Extracted entries:
-=-=-=-=-
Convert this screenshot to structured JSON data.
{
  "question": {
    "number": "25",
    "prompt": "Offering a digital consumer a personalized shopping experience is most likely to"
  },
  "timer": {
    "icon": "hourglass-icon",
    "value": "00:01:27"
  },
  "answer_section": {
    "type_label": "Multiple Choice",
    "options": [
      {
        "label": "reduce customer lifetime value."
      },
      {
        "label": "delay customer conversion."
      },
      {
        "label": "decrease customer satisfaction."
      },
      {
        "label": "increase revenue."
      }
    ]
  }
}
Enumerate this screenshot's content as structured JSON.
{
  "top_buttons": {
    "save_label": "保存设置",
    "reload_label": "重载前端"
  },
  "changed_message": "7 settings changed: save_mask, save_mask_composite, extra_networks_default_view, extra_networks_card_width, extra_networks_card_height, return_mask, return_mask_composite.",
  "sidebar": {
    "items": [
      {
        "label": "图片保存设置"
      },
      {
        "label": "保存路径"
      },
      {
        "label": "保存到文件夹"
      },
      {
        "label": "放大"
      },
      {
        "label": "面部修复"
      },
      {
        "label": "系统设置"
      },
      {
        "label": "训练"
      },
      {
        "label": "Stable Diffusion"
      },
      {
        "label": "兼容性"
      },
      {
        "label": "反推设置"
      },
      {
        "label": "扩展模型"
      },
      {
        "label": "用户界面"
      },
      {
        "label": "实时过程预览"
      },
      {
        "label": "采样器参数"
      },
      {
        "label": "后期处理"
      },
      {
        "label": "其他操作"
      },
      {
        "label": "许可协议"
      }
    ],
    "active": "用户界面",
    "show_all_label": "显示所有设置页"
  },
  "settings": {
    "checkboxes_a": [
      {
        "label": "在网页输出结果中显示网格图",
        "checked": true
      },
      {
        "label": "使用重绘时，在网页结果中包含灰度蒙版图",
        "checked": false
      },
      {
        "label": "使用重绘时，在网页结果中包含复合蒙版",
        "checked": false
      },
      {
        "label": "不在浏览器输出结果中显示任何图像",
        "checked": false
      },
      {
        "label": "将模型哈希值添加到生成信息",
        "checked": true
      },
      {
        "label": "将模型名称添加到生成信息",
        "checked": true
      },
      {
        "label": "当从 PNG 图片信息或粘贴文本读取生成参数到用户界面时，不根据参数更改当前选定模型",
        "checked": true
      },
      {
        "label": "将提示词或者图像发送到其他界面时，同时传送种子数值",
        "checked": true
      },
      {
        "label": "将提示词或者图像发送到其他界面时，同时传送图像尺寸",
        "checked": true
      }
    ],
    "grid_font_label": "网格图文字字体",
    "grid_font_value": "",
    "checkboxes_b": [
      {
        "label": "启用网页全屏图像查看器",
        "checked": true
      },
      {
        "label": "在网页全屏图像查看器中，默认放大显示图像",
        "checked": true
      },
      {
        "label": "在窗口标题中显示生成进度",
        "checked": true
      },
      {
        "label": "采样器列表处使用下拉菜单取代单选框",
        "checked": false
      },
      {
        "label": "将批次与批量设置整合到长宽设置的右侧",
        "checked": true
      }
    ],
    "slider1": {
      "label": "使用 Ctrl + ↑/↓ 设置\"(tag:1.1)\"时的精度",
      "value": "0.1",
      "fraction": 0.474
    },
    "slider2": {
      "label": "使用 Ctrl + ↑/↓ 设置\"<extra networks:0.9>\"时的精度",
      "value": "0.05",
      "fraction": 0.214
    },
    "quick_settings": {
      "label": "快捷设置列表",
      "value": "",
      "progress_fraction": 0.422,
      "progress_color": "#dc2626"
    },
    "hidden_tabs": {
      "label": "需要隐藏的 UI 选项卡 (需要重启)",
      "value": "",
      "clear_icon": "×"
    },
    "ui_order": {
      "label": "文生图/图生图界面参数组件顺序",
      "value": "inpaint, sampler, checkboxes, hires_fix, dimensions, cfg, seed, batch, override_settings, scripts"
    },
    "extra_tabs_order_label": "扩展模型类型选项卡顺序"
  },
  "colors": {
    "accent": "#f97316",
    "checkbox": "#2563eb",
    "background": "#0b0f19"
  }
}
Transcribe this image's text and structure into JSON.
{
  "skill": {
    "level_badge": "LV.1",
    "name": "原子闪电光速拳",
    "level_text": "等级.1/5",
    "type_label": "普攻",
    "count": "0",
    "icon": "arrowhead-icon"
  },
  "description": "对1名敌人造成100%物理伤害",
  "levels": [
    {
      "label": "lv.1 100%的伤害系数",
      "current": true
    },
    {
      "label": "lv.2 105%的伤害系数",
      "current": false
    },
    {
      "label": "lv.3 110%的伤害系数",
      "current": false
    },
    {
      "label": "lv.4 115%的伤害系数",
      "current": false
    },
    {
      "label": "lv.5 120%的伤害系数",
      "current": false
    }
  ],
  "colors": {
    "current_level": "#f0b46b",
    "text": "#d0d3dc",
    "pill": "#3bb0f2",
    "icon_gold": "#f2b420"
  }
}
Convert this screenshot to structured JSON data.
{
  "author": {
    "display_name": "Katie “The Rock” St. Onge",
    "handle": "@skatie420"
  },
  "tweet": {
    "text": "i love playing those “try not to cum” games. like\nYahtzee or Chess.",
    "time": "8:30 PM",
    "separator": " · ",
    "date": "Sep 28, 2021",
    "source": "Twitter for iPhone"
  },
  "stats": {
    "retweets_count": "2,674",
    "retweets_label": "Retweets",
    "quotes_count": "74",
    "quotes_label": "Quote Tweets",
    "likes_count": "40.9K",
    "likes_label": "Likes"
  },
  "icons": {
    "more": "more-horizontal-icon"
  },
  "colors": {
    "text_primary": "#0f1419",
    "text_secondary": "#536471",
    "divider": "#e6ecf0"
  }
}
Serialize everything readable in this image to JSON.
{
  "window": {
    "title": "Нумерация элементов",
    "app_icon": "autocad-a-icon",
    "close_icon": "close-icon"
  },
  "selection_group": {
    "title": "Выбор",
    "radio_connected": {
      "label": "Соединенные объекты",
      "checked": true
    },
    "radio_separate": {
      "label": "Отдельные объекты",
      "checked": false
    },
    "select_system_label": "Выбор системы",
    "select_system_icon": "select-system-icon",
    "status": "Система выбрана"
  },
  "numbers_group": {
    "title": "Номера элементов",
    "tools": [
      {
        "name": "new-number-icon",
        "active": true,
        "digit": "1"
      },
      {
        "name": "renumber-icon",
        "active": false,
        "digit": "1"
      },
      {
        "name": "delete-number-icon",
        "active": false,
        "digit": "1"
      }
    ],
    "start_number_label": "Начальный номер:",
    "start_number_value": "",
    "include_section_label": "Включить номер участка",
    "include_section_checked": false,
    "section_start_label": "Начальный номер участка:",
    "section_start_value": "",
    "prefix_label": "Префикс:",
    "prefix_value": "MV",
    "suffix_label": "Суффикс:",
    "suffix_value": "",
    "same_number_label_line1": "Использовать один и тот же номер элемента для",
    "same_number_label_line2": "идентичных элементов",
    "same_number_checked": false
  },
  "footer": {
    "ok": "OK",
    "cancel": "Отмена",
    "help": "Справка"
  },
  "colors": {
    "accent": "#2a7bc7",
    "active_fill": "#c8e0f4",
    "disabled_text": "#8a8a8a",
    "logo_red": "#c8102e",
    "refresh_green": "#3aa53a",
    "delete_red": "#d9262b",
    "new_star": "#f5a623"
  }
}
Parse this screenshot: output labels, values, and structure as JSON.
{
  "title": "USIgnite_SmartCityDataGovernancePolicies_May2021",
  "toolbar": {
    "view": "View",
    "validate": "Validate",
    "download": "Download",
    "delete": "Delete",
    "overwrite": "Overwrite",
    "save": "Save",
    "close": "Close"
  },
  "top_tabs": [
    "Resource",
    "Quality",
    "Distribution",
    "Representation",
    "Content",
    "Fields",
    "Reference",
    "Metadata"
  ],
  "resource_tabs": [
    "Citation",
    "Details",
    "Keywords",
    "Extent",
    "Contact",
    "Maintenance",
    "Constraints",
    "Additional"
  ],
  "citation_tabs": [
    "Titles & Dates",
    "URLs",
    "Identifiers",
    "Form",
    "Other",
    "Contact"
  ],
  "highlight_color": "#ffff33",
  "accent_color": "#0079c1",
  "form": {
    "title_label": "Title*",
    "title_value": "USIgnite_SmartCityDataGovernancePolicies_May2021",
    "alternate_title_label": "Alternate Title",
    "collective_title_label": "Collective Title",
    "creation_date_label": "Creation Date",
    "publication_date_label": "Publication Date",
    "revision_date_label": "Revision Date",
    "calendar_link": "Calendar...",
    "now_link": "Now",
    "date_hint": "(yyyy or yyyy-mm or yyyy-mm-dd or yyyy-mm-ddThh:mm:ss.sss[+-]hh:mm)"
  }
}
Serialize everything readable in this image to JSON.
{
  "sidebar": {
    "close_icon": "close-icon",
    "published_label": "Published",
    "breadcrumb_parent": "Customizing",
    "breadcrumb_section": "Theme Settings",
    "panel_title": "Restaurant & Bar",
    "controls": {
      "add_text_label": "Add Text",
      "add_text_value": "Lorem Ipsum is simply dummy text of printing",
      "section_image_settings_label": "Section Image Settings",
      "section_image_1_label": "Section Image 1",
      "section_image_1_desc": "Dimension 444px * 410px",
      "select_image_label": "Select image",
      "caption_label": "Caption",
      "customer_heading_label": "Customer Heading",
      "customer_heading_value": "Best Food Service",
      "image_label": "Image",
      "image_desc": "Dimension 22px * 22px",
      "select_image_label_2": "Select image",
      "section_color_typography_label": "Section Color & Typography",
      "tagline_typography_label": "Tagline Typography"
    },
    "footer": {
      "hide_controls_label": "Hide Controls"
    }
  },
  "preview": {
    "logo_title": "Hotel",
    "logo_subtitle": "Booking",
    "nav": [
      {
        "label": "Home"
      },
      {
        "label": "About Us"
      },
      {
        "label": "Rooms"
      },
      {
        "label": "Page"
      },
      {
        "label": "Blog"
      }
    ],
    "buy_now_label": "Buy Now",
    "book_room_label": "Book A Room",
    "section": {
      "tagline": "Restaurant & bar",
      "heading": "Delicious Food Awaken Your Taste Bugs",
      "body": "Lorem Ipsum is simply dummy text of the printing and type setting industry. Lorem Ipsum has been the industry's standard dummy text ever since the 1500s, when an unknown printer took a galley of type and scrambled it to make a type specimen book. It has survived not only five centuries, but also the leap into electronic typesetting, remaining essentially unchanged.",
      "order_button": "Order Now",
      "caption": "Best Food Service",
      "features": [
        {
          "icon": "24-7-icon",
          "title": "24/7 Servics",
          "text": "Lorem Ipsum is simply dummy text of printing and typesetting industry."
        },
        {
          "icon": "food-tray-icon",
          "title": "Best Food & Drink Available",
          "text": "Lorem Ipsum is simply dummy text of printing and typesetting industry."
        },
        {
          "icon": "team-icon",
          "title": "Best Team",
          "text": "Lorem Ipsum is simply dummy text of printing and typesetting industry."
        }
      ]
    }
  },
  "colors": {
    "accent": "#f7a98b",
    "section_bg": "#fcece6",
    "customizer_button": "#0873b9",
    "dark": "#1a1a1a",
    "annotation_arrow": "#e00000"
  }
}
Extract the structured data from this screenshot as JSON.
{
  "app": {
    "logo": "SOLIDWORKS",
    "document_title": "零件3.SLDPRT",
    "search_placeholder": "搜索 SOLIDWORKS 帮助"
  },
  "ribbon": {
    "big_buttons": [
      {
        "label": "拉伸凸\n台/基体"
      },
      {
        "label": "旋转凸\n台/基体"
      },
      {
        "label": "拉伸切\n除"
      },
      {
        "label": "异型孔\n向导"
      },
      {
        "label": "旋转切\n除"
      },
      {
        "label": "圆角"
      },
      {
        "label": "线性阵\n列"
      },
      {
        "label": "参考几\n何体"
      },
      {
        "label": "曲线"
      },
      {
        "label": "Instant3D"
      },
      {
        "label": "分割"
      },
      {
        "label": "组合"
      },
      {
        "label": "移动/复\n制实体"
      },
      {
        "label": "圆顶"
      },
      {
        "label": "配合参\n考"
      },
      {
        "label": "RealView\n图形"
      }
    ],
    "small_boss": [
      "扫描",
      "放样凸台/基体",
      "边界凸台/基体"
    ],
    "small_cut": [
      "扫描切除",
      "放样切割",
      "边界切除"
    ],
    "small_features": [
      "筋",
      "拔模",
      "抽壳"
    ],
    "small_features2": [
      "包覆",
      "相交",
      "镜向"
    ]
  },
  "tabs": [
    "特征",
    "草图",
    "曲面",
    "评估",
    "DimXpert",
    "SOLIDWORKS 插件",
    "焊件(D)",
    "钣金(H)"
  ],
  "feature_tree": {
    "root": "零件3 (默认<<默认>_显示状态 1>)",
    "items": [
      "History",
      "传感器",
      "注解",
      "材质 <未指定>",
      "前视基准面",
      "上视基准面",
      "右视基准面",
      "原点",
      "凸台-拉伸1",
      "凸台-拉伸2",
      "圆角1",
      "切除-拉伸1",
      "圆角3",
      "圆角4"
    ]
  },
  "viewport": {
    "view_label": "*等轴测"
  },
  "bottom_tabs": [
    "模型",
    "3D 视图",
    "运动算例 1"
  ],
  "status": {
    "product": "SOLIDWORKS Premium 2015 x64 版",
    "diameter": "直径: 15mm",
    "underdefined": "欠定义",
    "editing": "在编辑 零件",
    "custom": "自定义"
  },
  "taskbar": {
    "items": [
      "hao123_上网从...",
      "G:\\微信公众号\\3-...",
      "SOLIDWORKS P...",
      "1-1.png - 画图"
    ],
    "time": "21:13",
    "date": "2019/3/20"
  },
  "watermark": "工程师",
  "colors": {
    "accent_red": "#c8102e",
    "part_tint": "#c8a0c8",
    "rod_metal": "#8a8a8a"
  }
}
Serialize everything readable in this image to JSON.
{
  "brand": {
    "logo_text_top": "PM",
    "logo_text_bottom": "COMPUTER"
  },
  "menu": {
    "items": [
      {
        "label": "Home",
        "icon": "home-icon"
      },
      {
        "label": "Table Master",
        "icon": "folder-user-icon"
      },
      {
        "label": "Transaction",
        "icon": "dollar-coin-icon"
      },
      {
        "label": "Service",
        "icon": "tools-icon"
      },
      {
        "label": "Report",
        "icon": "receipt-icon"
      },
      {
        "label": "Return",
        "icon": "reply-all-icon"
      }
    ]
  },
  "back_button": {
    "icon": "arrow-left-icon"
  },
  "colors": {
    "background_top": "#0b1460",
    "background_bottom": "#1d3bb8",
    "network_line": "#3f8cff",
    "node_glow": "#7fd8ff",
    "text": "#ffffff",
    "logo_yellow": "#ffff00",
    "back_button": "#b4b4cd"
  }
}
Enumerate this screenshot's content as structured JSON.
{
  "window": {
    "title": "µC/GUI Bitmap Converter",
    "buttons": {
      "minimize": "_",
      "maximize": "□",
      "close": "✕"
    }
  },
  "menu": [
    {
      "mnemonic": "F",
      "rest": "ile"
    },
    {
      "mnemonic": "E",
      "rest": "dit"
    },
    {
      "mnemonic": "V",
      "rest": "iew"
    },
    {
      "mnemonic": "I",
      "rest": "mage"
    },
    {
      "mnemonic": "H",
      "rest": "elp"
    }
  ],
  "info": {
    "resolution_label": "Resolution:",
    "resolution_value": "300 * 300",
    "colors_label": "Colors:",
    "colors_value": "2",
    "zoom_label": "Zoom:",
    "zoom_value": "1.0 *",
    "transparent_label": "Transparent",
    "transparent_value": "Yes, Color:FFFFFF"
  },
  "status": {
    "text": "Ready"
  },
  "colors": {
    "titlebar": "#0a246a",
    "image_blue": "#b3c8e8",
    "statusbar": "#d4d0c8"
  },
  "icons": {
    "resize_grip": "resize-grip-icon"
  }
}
-=-=-=-=-
Pick out each line containing the string "Service" and copy it.

Reply to the task:
      "customer_heading_value": "Best Food Service",
      "caption": "Best Food Service",
        "label": "Service",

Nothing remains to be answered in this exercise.